[TASK TO COMPLETE]:
Write every line of the material out exactly as shown.

Lines of data:
[START]
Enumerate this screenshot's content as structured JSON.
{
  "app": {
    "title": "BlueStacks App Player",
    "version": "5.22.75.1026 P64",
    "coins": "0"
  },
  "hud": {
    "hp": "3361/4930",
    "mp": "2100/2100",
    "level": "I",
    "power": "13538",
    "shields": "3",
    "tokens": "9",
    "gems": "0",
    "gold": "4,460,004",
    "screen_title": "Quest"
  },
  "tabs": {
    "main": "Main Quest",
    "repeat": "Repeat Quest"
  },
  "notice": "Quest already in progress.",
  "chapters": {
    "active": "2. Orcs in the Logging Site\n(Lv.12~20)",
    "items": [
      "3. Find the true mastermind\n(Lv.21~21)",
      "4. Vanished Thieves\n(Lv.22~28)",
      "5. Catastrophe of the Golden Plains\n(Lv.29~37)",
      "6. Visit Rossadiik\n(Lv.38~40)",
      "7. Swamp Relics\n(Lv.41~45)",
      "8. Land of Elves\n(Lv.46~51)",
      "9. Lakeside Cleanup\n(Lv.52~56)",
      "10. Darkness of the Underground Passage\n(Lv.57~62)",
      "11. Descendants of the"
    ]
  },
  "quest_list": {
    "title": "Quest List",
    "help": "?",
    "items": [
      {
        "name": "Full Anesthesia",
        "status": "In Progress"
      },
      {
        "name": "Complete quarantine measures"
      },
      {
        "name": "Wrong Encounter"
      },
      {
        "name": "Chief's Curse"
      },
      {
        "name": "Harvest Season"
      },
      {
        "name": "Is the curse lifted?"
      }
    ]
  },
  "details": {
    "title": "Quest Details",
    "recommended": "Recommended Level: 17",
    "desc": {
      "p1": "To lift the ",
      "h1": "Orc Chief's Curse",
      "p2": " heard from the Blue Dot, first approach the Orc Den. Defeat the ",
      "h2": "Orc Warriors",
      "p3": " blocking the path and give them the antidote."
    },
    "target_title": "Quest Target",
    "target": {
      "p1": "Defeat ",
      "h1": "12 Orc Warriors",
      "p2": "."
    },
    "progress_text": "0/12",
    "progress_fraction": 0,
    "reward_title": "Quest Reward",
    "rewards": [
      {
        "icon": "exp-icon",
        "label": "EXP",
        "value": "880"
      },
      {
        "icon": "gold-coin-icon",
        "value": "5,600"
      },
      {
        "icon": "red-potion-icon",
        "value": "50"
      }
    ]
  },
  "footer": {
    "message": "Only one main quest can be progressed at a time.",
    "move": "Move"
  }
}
[END]
[THE OUTPUT]:
Enumerate this screenshot's content as structured JSON.
{
  "app": {
    "title": "BlueStacks App Player",
    "version": "5.22.75.1026 P64",
    "coins": "0"
  },
  "hud": {
    "hp": "3361/4930",
    "mp": "2100/2100",
    "level": "I",
    "power": "13538",
    "shields": "3",
    "tokens": "9",
    "gems": "0",
    "gold": "4,460,004",
    "screen_title": "Quest"
  },
  "tabs": {
    "main": "Main Quest",
    "repeat": "Repeat Quest"
  },
  "notice": "Quest already in progress.",
  "chapters": {
    "active": "2. Orcs in the Logging Site\n(Lv.12~20)",
    "items": [
      "3. Find the true mastermind\n(Lv.21~21)",
      "4. Vanished Thieves\n(Lv.22~28)",
      "5. Catastrophe of the Golden Plains\n(Lv.29~37)",
      "6. Visit Rossadiik\n(Lv.38~40)",
      "7. Swamp Relics\n(Lv.41~45)",
      "8. Land of Elves\n(Lv.46~51)",
      "9. Lakeside Cleanup\n(Lv.52~56)",
      "10. Darkness of the Underground Passage\n(Lv.57~62)",
      "11. Descendants of the"
    ]
  },
  "quest_list": {
    "title": "Quest List",
    "help": "?",
    "items": [
      {
        "name": "Full Anesthesia",
        "status": "In Progress"
      },
      {
        "name": "Complete quarantine measures"
      },
      {
        "name": "Wrong Encounter"
      },
      {
        "name": "Chief's Curse"
      },
      {
        "name": "Harvest Season"
      },
      {
        "name": "Is the curse lifted?"
      }
    ]
  },
  "details": {
    "title": "Quest Details",
    "recommended": "Recommended Level: 17",
    "desc": {
      "p1": "To lift the ",
      "h1": "Orc Chief's Curse",
      "p2": " heard from the Blue Dot, first approach the Orc Den. Defeat the ",
      "h2": "Orc Warriors",
      "p3": " blocking the path and give them the antidote."
    },
    "target_title": "Quest Target",
    "target": {
      "p1": "Defeat ",
      "h1": "12 Orc Warriors",
      "p2": "."
    },
    "progress_text": "0/12",
    "progress_fraction": 0,
    "reward_title": "Quest Reward",
    "rewards": [
      {
        "icon": "exp-icon",
        "label": "EXP",
        "value": "880"
      },
      {
        "icon": "gold-coin-icon",
        "value": "5,600"
      },
      {
        "icon": "red-potion-icon",
        "value": "50"
      }
    ]
  },
  "footer": {
    "message": "Only one main quest can be progressed at a time.",
    "move": "Move"
  }
}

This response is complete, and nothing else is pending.